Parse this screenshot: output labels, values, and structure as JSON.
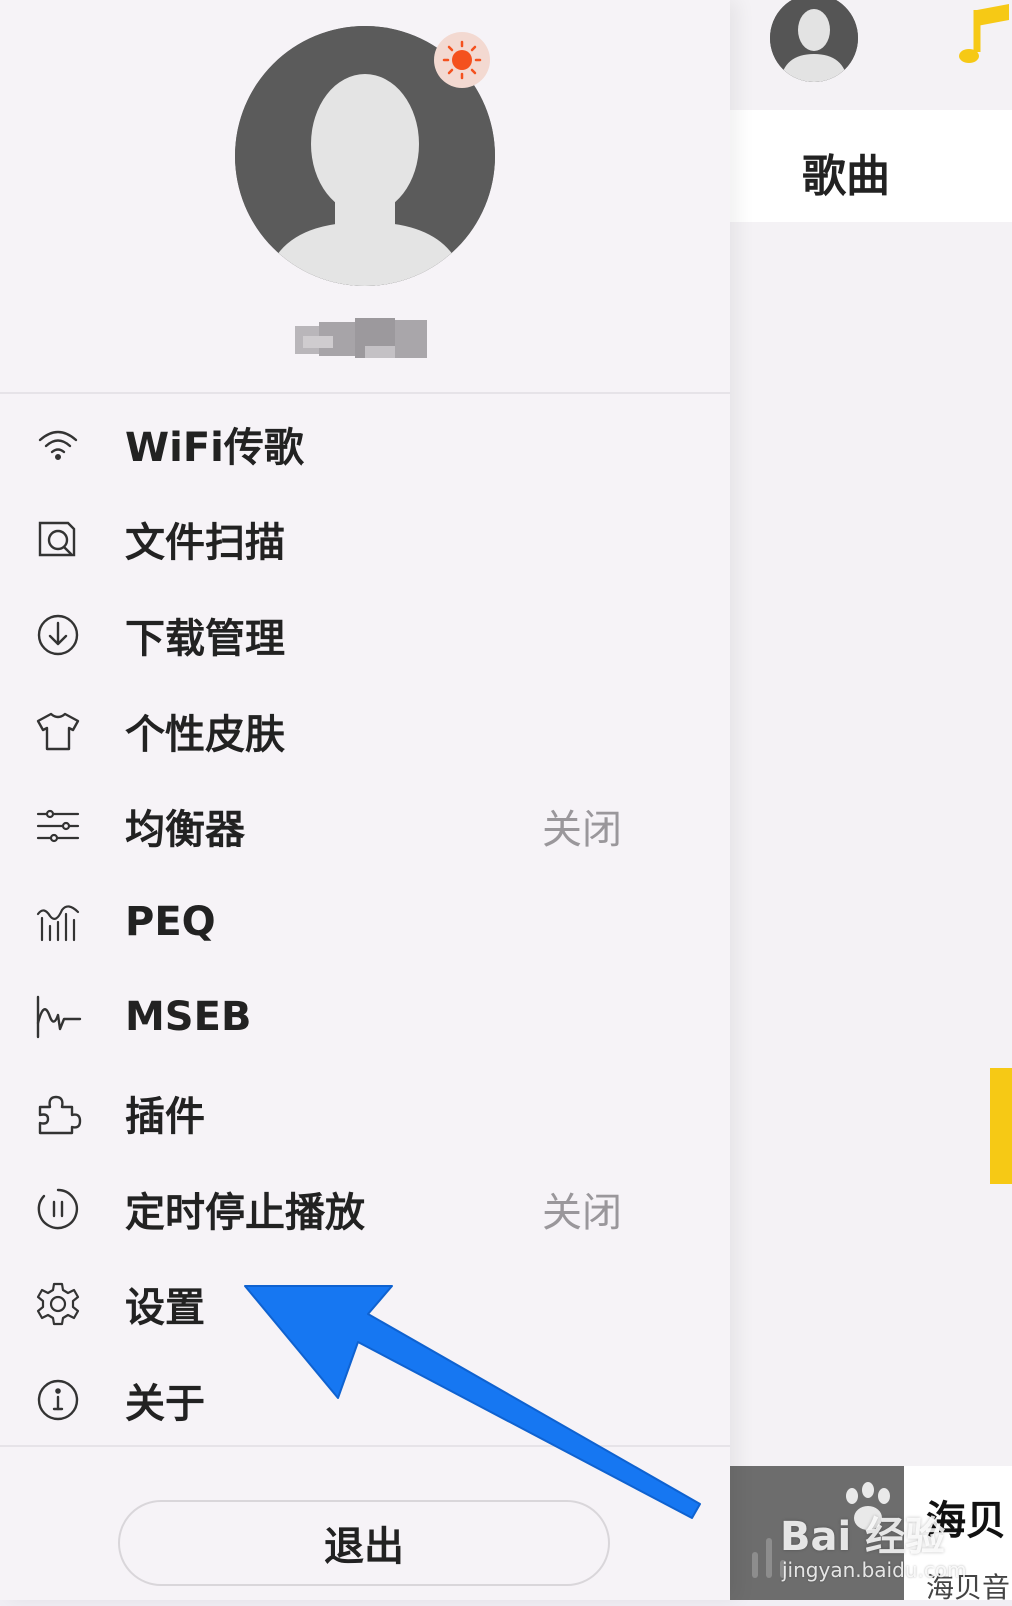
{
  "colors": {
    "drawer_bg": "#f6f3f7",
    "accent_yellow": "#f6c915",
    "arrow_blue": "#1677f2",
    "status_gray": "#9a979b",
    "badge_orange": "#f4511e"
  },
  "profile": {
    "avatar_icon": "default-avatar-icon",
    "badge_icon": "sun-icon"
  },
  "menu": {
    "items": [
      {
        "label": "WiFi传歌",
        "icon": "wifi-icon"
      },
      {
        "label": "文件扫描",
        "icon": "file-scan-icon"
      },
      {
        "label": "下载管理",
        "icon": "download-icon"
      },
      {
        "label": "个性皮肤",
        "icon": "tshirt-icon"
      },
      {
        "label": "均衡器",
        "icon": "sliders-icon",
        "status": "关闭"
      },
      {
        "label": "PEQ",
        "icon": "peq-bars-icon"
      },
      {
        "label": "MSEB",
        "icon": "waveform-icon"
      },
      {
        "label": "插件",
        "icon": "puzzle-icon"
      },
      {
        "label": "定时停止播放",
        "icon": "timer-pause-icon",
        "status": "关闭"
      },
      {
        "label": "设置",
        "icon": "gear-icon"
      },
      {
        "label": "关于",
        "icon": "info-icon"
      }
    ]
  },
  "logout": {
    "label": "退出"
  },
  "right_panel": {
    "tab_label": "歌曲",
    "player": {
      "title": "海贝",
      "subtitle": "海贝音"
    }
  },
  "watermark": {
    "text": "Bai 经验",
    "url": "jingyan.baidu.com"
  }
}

*****

*Task to complete*:
All the material shown above is to be copied exactly, with no pictures carried over.

*Answer for the task*:
Parse this screenshot: output labels, values, and structure as JSON.
{
  "colors": {
    "drawer_bg": "#f6f3f7",
    "accent_yellow": "#f6c915",
    "arrow_blue": "#1677f2",
    "status_gray": "#9a979b",
    "badge_orange": "#f4511e"
  },
  "profile": {
    "avatar_icon": "default-avatar-icon",
    "badge_icon": "sun-icon"
  },
  "menu": {
    "items": [
      {
        "label": "WiFi传歌",
        "icon": "wifi-icon"
      },
      {
        "label": "文件扫描",
        "icon": "file-scan-icon"
      },
      {
        "label": "下载管理",
        "icon": "download-icon"
      },
      {
        "label": "个性皮肤",
        "icon": "tshirt-icon"
      },
      {
        "label": "均衡器",
        "icon": "sliders-icon",
        "status": "关闭"
      },
      {
        "label": "PEQ",
        "icon": "peq-bars-icon"
      },
      {
        "label": "MSEB",
        "icon": "waveform-icon"
      },
      {
        "label": "插件",
        "icon": "puzzle-icon"
      },
      {
        "label": "定时停止播放",
        "icon": "timer-pause-icon",
        "status": "关闭"
      },
      {
        "label": "设置",
        "icon": "gear-icon"
      },
      {
        "label": "关于",
        "icon": "info-icon"
      }
    ]
  },
  "logout": {
    "label": "退出"
  },
  "right_panel": {
    "tab_label": "歌曲",
    "player": {
      "title": "海贝",
      "subtitle": "海贝音"
    }
  },
  "watermark": {
    "text": "Bai 经验",
    "url": "jingyan.baidu.com"
  }
}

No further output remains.